§ **Exercise aim**
Quote the records beneath, complete and exact. Leave out images.

>> START

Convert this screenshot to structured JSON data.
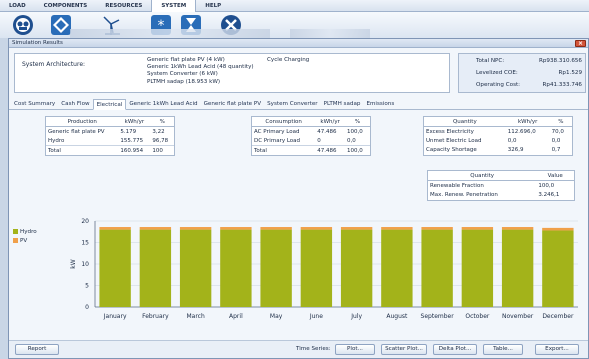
{
  "ribbon": {
    "tabs": [
      "LOAD",
      "COMPONENTS",
      "RESOURCES",
      "SYSTEM",
      "HELP"
    ],
    "active_tab": "SYSTEM",
    "icons": [
      "system-icon",
      "diamond-icon",
      "wind-turbine-icon",
      "snowflake-icon",
      "hourglass-icon",
      "close-circle-icon"
    ]
  },
  "window": {
    "title": "Simulation Results",
    "close_glyph": "×"
  },
  "architecture": {
    "label": "System Architecture:",
    "components": [
      "Generic flat plate PV (4 kW)",
      "Generic 1kWh Lead Acid (48 quantity)",
      "System Converter (6 kW)",
      "PLTMH sadap (18.953 kW)"
    ],
    "strategy": "Cycle Charging"
  },
  "costs": [
    {
      "label": "Total NPC:",
      "value": "Rp938.310.656"
    },
    {
      "label": "Levelized COE:",
      "value": "Rp1.529"
    },
    {
      "label": "Operating Cost:",
      "value": "Rp41.333.746"
    }
  ],
  "tabs": [
    "Cost Summary",
    "Cash Flow",
    "Electrical",
    "Generic 1kWh Lead Acid",
    "Generic flat plate PV",
    "System Converter",
    "PLTMH sadap",
    "Emissions"
  ],
  "active_tab": "Electrical",
  "production": {
    "headers": [
      "Production",
      "kWh/yr",
      "%"
    ],
    "rows": [
      [
        "Generic flat plate PV",
        "5.179",
        "3,22"
      ],
      [
        "Hydro",
        "155.775",
        "96,78"
      ],
      [
        "Total",
        "160.954",
        "100"
      ]
    ]
  },
  "consumption": {
    "headers": [
      "Consumption",
      "kWh/yr",
      "%"
    ],
    "rows": [
      [
        "AC Primary Load",
        "47.486",
        "100,0"
      ],
      [
        "DC Primary Load",
        "0",
        "0,0"
      ],
      [
        "Total",
        "47.486",
        "100,0"
      ]
    ]
  },
  "quantity1": {
    "headers": [
      "Quantity",
      "kWh/yr",
      "%"
    ],
    "rows": [
      [
        "Excess Electricity",
        "112.696,0",
        "70,0"
      ],
      [
        "Unmet Electric Load",
        "0,0",
        "0,0"
      ],
      [
        "Capacity Shortage",
        "326,9",
        "0,7"
      ]
    ]
  },
  "quantity2": {
    "headers": [
      "Quantity",
      "Value"
    ],
    "rows": [
      [
        "Renewable Fraction",
        "100,0"
      ],
      [
        "Max. Renew. Penetration",
        "3.246,1"
      ]
    ]
  },
  "chart_data": {
    "type": "bar",
    "stacked": true,
    "categories": [
      "January",
      "February",
      "March",
      "April",
      "May",
      "June",
      "July",
      "August",
      "September",
      "October",
      "November",
      "December"
    ],
    "series": [
      {
        "name": "Hydro",
        "color": "#a3b31a",
        "values": [
          18.0,
          18.0,
          18.0,
          18.0,
          18.0,
          18.0,
          18.0,
          18.0,
          18.0,
          18.0,
          18.0,
          17.8
        ]
      },
      {
        "name": "PV",
        "color": "#f0a04a",
        "values": [
          0.6,
          0.6,
          0.6,
          0.6,
          0.6,
          0.6,
          0.6,
          0.6,
          0.6,
          0.6,
          0.6,
          0.6
        ]
      }
    ],
    "ylabel": "kW",
    "ylim": [
      0,
      20
    ],
    "yticks": [
      0,
      5,
      10,
      15,
      20
    ],
    "legend": "left"
  },
  "bottom": {
    "report_label": "Report",
    "time_series_label": "Time Series:",
    "buttons": [
      "Plot...",
      "Scatter Plot...",
      "Delta Plot...",
      "Table...",
      "Export..."
    ]
  }
}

>> END

§ **Worked answer**
Convert this screenshot to structured JSON data.
{
  "ribbon": {
    "tabs": [
      "LOAD",
      "COMPONENTS",
      "RESOURCES",
      "SYSTEM",
      "HELP"
    ],
    "active_tab": "SYSTEM",
    "icons": [
      "system-icon",
      "diamond-icon",
      "wind-turbine-icon",
      "snowflake-icon",
      "hourglass-icon",
      "close-circle-icon"
    ]
  },
  "window": {
    "title": "Simulation Results",
    "close_glyph": "×"
  },
  "architecture": {
    "label": "System Architecture:",
    "components": [
      "Generic flat plate PV (4 kW)",
      "Generic 1kWh Lead Acid (48 quantity)",
      "System Converter (6 kW)",
      "PLTMH sadap (18.953 kW)"
    ],
    "strategy": "Cycle Charging"
  },
  "costs": [
    {
      "label": "Total NPC:",
      "value": "Rp938.310.656"
    },
    {
      "label": "Levelized COE:",
      "value": "Rp1.529"
    },
    {
      "label": "Operating Cost:",
      "value": "Rp41.333.746"
    }
  ],
  "tabs": [
    "Cost Summary",
    "Cash Flow",
    "Electrical",
    "Generic 1kWh Lead Acid",
    "Generic flat plate PV",
    "System Converter",
    "PLTMH sadap",
    "Emissions"
  ],
  "active_tab": "Electrical",
  "production": {
    "headers": [
      "Production",
      "kWh/yr",
      "%"
    ],
    "rows": [
      [
        "Generic flat plate PV",
        "5.179",
        "3,22"
      ],
      [
        "Hydro",
        "155.775",
        "96,78"
      ],
      [
        "Total",
        "160.954",
        "100"
      ]
    ]
  },
  "consumption": {
    "headers": [
      "Consumption",
      "kWh/yr",
      "%"
    ],
    "rows": [
      [
        "AC Primary Load",
        "47.486",
        "100,0"
      ],
      [
        "DC Primary Load",
        "0",
        "0,0"
      ],
      [
        "Total",
        "47.486",
        "100,0"
      ]
    ]
  },
  "quantity1": {
    "headers": [
      "Quantity",
      "kWh/yr",
      "%"
    ],
    "rows": [
      [
        "Excess Electricity",
        "112.696,0",
        "70,0"
      ],
      [
        "Unmet Electric Load",
        "0,0",
        "0,0"
      ],
      [
        "Capacity Shortage",
        "326,9",
        "0,7"
      ]
    ]
  },
  "quantity2": {
    "headers": [
      "Quantity",
      "Value"
    ],
    "rows": [
      [
        "Renewable Fraction",
        "100,0"
      ],
      [
        "Max. Renew. Penetration",
        "3.246,1"
      ]
    ]
  },
  "chart_data": {
    "type": "bar",
    "stacked": true,
    "categories": [
      "January",
      "February",
      "March",
      "April",
      "May",
      "June",
      "July",
      "August",
      "September",
      "October",
      "November",
      "December"
    ],
    "series": [
      {
        "name": "Hydro",
        "color": "#a3b31a",
        "values": [
          18.0,
          18.0,
          18.0,
          18.0,
          18.0,
          18.0,
          18.0,
          18.0,
          18.0,
          18.0,
          18.0,
          17.8
        ]
      },
      {
        "name": "PV",
        "color": "#f0a04a",
        "values": [
          0.6,
          0.6,
          0.6,
          0.6,
          0.6,
          0.6,
          0.6,
          0.6,
          0.6,
          0.6,
          0.6,
          0.6
        ]
      }
    ],
    "ylabel": "kW",
    "ylim": [
      0,
      20
    ],
    "yticks": [
      0,
      5,
      10,
      15,
      20
    ],
    "legend": "left"
  },
  "bottom": {
    "report_label": "Report",
    "time_series_label": "Time Series:",
    "buttons": [
      "Plot...",
      "Scatter Plot...",
      "Delta Plot...",
      "Table...",
      "Export..."
    ]
  }
}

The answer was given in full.